§ EXERCISE BRIEF
Images do not belong in the copy. Retype all the entries below exactly.

----------

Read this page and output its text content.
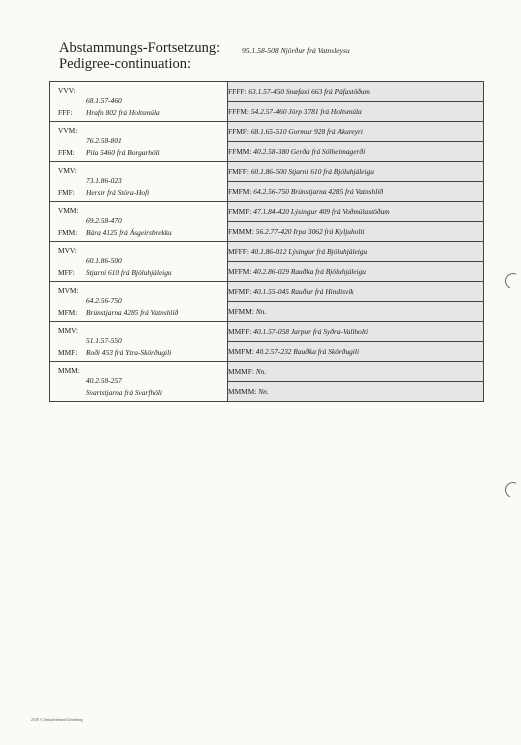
Abstammungs-Fortsetzung:
Pedigree-continuation:
95.1.58-508 Njörður frá Vatnsleysu
VVV:
68.1.57-460
FFF: Hrafn 802 frá Holtsmúla	FFFF: 63.1.57-450 Snæfaxi 663 frá Páfastöðum
	FFFM: 54.2.57-460 Jörp 3781 frá Holtsmúla

VVM:
76.2.58-801
FFM: Pila 5460 frá Borgarhóli	FFMF: 68.1.65-510 Gormur 928 frá Akureyri
	FFMM: 40.2.58-380 Gerða frá Sólheimagerði

VMV:
73.1.86-023
FMF: Hersir frá Stóra-Hofi	FMFF: 60.1.86-500 Stjarni 610 frá Bjóluhjáleigu
	FMFM: 64.2.56-750 Brúnstjarna 4285 frá Vatnshlíð

VMM:
69.2.58-470
FMM: Bára 4125 frá Ásgeirsbrekku	FMMF: 47.1.84-420 Lýsingur 409 frá Voðmúlastöðum
	FMMM: 56.2.77-420 Irpa 3062 frá Kyljuholti

MVV:
60.1.86-500
MFF: Stjarni 610 frá Bjóluhjáleigu	MFFF: 40.1.86-012 Lýsingur frá Bjóluhjáleigu
	MFFM: 40.2.86-029 Rauðka frá Bjóluhjáleigu

MVM:
64.2.56-750
MFM: Brúnstjarna 4285 frá Vatnshlíð	MFMF: 40.1.55-045 Rauður frá Hindisvík
	MFMM: Nn.

MMV:
51.1.57-550
MMF: Roði 453 frá Ytra-Skörðugili	MMFF: 40.1.57-058 Jarpur frá Syðra-Vallholti
	MMFM: 40.2.57-232 Rauðka frá Skörðugili

MMM:
40.2.58-257
Svartstjarna frá Svarfhóli	MMMF: Nn.
	MMMM: Nn.
25.00 © Zentralverband Göttenberg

----------

§ EXERCISE SOLUTION
Read this page and output its text content.
Abstammungs-Fortsetzung:
Pedigree-continuation:
95.1.58-508 Njörður frá Vatnsleysu
VVV:
68.1.57-460
FFF: Hrafn 802 frá Holtsmúla	FFFF: 63.1.57-450 Snæfaxi 663 frá Páfastöðum
	FFFM: 54.2.57-460 Jörp 3781 frá Holtsmúla

VVM:
76.2.58-801
FFM: Pila 5460 frá Borgarhóli	FFMF: 68.1.65-510 Gormur 928 frá Akureyri
	FFMM: 40.2.58-380 Gerða frá Sólheimagerði

VMV:
73.1.86-023
FMF: Hersir frá Stóra-Hofi	FMFF: 60.1.86-500 Stjarni 610 frá Bjóluhjáleigu
	FMFM: 64.2.56-750 Brúnstjarna 4285 frá Vatnshlíð

VMM:
69.2.58-470
FMM: Bára 4125 frá Ásgeirsbrekku	FMMF: 47.1.84-420 Lýsingur 409 frá Voðmúlastöðum
	FMMM: 56.2.77-420 Irpa 3062 frá Kyljuholti

MVV:
60.1.86-500
MFF: Stjarni 610 frá Bjóluhjáleigu	MFFF: 40.1.86-012 Lýsingur frá Bjóluhjáleigu
	MFFM: 40.2.86-029 Rauðka frá Bjóluhjáleigu

MVM:
64.2.56-750
MFM: Brúnstjarna 4285 frá Vatnshlíð	MFMF: 40.1.55-045 Rauður frá Hindisvík
	MFMM: Nn.

MMV:
51.1.57-550
MMF: Roði 453 frá Ytra-Skörðugili	MMFF: 40.1.57-058 Jarpur frá Syðra-Vallholti
	MMFM: 40.2.57-232 Rauðka frá Skörðugili

MMM:
40.2.58-257
Svartstjarna frá Svarfhóli	MMMF: Nn.
	MMMM: Nn.
25.00 © Zentralverband Göttenberg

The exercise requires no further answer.